**YOUR INSTRUCTIONS**. Wherever the string "السيوطى" appears, copy the whole line.

>>>

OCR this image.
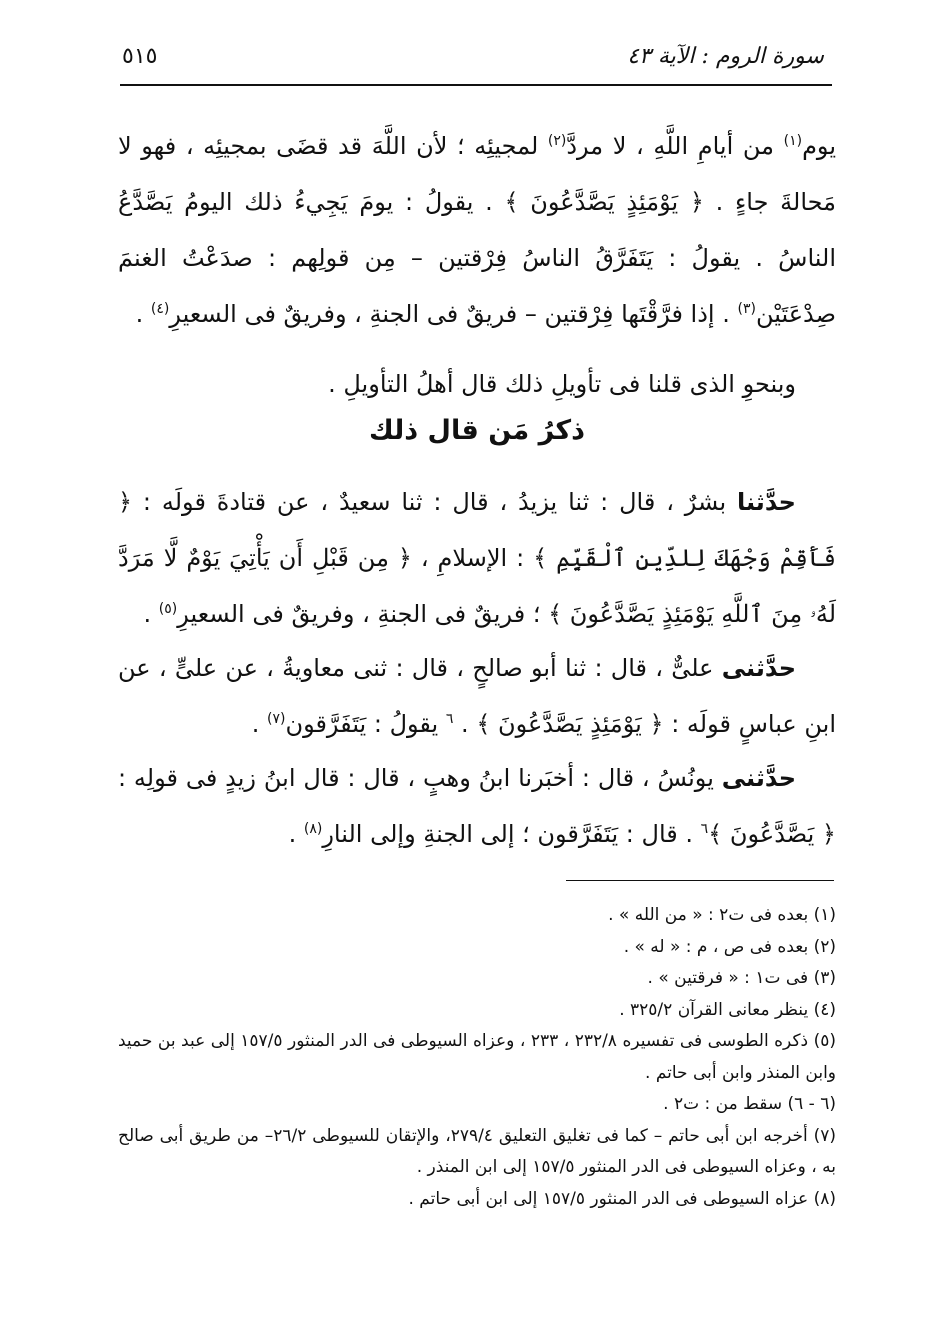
٥١٥	سورة الروم : الآية ٤٣

يوم$^{(١)}$ من أيامِ اللَّهِ ، لا مردَّ$^{(٢)}$ لمجيئِه ؛ لأن اللَّهَ قد قضَى بمجيئِه ، فهو لا مَحالةَ جاءٍ . ﴿ يَوْمَئِذٍ يَصَّدَّعُونَ ﴾ . يقولُ : يومَ يَجِيءُ ذلك اليومُ يَصَّدَّعُ الناسُ . يقولُ : يَتَفَرَّقُ الناسُ فِرْقتين – مِن قولِهم : صدَعْتُ الغنمَ صِدْعَتَيْن$^{(٣)}$ . إذا فرَّقْتَها فِرْقتين – فريقٌ فى الجنةِ ، وفريقٌ فى السعيرِ$^{(٤)}$ .

وبنحوِ الذى قلنا فى تأويلِ ذلك قال أهلُ التأويلِ .

ذكرُ مَن قال ذلك

حدَّثنا بشرٌ ، قال : ثنا يزيدُ ، قال : ثنا سعيدٌ ، عن قتادةَ قولَه : ﴿ فَأَقِمْ وَجْهَكَ لِلدِّينِ ٱلْقَيِّمِ ﴾ : الإسلامِ ، ﴿ مِن قَبْلِ أَن يَأْتِيَ يَوْمٌ لَّا مَرَدَّ لَهُۥ مِنَ ٱللَّهِ يَوْمَئِذٍ يَصَّدَّعُونَ ﴾ ؛ فريقٌ فى الجنةِ ، وفريقٌ فى السعيرِ$^{(٥)}$ .

حدَّثنى علىٌّ ، قال : ثنا أبو صالحٍ ، قال : ثنى معاويةُ ، عن علىٍّ ، عن ابنِ عباسٍ قولَه : ﴿ يَوْمَئِذٍ يَصَّدَّعُونَ ﴾ . $^٦$ يقولُ : يَتَفَرَّقون$^{(٧)}$ .

حدَّثنى يونُسُ ، قال : أخبَرنا ابنُ وهبٍ ، قال : قال ابنُ زيدٍ فى قولِه : ﴿ يَصَّدَّعُونَ ﴾$^٦$ . قال : يَتَفَرَّقون ؛ إلى الجنةِ وإلى النارِ$^{(٨)}$ .

(١) بعده فى ت٢ : « من الله » .
(٢) بعده فى ص ، م : « له » .
(٣) فى ت١ : « فرقتين » .
(٤) ينظر معانى القرآن ٣٢٥/٢ .
(٥) ذكره الطوسى فى تفسيره ٢٣٢/٨ ، ٢٣٣ ، وعزاه السيوطى فى الدر المنثور ١٥٧/٥ إلى عبد بن حميد وابن المنذر وابن أبى حاتم .
(٦ - ٦) سقط من : ت٢ .
(٧) أخرجه ابن أبى حاتم – كما فى تغليق التعليق ٢٧٩/٤، والإتقان للسيوطى ٢٦/٢– من طريق أبى صالح به ، وعزاه السيوطى فى الدر المنثور ١٥٧/٥ إلى ابن المنذر .
(٨) عزاه السيوطى فى الدر المنثور ١٥٧/٥ إلى ابن أبى حاتم .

<<<

**REPLY**.
(٥) ذكره الطوسى فى تفسيره ٢٣٢/٨ ، ٢٣٣ ، وعزاه السيوطى فى الدر المنثور ١٥٧/٥ إلى عبد بن حميد وابن المنذر وابن أبى حاتم .
(٧) أخرجه ابن أبى حاتم – كما فى تغليق التعليق ٢٧٩/٤، والإتقان للسيوطى ٢٦/٢– من طريق أبى صالح به ، وعزاه السيوطى فى الدر المنثور ١٥٧/٥ إلى ابن المنذر .
(٨) عزاه السيوطى فى الدر المنثور ١٥٧/٥ إلى ابن أبى حاتم .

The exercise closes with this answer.